Data listing
* * * * * * * * *
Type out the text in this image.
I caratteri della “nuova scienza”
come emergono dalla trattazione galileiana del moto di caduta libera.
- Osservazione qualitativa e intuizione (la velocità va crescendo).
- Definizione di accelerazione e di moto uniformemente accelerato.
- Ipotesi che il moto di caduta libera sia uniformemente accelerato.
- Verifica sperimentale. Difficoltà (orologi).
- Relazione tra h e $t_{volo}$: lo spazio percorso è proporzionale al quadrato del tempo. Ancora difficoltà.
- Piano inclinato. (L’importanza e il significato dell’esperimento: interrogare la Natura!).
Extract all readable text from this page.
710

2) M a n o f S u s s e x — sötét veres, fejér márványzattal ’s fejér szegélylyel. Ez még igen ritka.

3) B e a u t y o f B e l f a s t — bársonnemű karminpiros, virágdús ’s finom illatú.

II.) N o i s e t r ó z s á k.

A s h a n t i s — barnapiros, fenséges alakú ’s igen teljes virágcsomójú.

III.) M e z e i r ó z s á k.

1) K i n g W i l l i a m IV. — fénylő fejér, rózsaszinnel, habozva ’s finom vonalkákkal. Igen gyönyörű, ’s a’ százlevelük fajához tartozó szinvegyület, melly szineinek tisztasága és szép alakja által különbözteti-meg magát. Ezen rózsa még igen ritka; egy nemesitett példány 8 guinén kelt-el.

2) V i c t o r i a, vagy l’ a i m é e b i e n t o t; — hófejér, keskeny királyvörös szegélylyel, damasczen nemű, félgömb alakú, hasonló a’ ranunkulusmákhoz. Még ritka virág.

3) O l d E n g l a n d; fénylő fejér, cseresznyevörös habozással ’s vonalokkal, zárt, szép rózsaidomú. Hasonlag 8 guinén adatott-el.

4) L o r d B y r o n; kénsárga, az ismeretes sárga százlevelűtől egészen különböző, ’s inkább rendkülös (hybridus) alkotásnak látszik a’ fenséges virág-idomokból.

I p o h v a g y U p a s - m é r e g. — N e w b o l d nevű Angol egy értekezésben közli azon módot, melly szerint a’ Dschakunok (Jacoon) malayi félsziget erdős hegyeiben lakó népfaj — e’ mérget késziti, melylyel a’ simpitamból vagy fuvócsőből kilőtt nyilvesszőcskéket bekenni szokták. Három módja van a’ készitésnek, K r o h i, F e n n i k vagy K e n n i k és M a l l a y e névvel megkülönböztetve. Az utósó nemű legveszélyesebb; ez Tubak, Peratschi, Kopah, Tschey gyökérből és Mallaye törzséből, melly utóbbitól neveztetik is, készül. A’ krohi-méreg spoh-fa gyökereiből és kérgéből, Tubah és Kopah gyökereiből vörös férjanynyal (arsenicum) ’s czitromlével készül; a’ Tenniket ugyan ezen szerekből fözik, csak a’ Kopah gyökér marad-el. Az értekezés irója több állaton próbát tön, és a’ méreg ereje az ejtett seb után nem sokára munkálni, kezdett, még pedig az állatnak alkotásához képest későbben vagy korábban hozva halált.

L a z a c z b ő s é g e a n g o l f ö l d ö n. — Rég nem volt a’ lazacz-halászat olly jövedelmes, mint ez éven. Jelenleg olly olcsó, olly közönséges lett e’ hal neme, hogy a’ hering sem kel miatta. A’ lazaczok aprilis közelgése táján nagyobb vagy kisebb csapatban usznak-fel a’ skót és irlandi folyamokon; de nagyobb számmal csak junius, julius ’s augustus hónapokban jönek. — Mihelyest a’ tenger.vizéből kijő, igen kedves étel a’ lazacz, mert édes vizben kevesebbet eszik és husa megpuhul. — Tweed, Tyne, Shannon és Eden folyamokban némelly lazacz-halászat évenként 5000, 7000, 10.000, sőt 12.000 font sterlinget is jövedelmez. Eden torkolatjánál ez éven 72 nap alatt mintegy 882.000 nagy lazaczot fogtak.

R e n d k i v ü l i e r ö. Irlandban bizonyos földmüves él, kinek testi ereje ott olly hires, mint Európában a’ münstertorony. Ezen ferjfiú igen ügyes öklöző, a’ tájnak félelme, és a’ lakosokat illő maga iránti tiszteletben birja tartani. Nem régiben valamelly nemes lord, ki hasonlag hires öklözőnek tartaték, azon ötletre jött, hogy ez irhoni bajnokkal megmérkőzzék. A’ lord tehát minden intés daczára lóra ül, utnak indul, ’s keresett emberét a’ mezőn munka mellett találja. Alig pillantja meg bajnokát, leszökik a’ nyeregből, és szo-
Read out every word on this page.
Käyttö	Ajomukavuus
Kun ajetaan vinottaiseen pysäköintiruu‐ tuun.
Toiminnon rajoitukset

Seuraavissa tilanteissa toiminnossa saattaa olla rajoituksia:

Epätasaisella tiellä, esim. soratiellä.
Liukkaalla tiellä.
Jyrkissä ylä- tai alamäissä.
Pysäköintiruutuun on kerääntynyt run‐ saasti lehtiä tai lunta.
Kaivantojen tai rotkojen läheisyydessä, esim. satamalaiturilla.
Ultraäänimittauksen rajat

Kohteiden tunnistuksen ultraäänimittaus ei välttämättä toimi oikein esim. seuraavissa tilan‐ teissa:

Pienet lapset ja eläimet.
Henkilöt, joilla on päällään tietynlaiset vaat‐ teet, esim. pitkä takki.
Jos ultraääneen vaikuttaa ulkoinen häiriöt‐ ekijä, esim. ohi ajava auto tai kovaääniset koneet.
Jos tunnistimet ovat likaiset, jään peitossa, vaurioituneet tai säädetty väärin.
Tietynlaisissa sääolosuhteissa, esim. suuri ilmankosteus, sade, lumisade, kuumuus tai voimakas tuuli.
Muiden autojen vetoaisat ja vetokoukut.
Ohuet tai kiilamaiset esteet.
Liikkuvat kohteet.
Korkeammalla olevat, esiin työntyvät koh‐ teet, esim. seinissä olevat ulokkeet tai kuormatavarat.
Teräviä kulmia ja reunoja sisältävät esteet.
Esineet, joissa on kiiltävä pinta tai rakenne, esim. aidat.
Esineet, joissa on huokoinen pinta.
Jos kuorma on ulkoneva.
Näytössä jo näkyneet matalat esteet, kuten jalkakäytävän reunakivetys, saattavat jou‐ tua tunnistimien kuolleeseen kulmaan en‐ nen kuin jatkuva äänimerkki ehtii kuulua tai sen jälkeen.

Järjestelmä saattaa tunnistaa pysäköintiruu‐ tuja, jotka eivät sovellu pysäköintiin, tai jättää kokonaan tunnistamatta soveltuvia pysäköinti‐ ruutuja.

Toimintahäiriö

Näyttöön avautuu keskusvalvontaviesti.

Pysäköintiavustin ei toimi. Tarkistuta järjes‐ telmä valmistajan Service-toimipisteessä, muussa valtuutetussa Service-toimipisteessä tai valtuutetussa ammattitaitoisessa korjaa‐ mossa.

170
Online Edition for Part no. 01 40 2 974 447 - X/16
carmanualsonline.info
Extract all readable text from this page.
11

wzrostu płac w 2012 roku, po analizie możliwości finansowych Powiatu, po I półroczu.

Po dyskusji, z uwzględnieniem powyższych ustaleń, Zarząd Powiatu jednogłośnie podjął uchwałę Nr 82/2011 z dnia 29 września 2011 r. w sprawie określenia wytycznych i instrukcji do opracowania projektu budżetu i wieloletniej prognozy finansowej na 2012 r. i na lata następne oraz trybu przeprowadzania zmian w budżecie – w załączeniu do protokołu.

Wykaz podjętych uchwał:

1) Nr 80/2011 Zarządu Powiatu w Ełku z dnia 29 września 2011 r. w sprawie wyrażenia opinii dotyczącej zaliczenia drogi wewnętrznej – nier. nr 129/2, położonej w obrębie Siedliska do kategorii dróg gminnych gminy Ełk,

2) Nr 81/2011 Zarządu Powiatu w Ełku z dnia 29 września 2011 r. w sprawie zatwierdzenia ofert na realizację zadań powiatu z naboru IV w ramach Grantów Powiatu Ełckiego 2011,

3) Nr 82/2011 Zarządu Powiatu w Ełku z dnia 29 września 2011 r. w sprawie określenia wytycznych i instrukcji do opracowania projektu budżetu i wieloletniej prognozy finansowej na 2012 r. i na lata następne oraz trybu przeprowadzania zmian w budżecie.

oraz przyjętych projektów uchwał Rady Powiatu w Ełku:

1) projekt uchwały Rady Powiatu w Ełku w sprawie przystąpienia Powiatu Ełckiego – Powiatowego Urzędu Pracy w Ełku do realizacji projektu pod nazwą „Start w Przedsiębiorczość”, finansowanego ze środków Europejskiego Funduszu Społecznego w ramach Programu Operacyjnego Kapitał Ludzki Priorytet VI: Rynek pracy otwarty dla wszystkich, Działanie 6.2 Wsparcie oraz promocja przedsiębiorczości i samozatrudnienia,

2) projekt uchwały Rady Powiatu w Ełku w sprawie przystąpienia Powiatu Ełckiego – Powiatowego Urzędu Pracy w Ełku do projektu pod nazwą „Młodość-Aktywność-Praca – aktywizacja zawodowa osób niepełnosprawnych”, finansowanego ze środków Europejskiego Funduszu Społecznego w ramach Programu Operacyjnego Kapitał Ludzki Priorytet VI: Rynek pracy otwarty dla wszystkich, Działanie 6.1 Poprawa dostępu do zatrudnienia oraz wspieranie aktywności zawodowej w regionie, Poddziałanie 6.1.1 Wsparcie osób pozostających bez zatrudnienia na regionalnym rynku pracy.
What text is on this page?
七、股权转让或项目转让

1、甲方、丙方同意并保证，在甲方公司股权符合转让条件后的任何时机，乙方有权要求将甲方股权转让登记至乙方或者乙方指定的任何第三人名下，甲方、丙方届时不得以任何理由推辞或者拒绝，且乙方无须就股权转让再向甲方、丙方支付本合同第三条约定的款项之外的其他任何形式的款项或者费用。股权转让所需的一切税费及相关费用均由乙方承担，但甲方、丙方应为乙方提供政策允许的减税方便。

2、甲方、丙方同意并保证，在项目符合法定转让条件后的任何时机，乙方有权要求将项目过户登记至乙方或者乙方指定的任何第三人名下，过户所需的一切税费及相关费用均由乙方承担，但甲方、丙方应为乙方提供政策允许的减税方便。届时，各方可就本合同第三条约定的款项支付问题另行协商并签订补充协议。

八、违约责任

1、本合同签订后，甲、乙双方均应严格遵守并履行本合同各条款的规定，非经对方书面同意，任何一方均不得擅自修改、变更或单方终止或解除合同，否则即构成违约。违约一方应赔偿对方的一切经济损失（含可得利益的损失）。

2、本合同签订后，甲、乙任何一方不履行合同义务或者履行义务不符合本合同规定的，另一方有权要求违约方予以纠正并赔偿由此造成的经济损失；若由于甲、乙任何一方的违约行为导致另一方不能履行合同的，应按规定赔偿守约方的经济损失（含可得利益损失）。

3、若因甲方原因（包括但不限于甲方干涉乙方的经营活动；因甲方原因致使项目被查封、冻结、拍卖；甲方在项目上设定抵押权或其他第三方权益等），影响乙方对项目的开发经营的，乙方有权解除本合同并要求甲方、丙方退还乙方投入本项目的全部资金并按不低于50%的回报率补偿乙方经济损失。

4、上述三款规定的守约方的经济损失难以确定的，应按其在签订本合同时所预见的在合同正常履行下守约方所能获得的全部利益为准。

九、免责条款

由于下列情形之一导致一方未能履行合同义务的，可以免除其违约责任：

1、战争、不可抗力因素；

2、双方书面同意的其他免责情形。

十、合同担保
* * * * * * * * *
**TASK TO CARRY OUT:**
Lines that hold the word "tiellä" are the ones to return, every one of them.

**EXERCISE OUTPUT:**
Epätasaisella tiellä, esim. soratiellä.
Liukkaalla tiellä.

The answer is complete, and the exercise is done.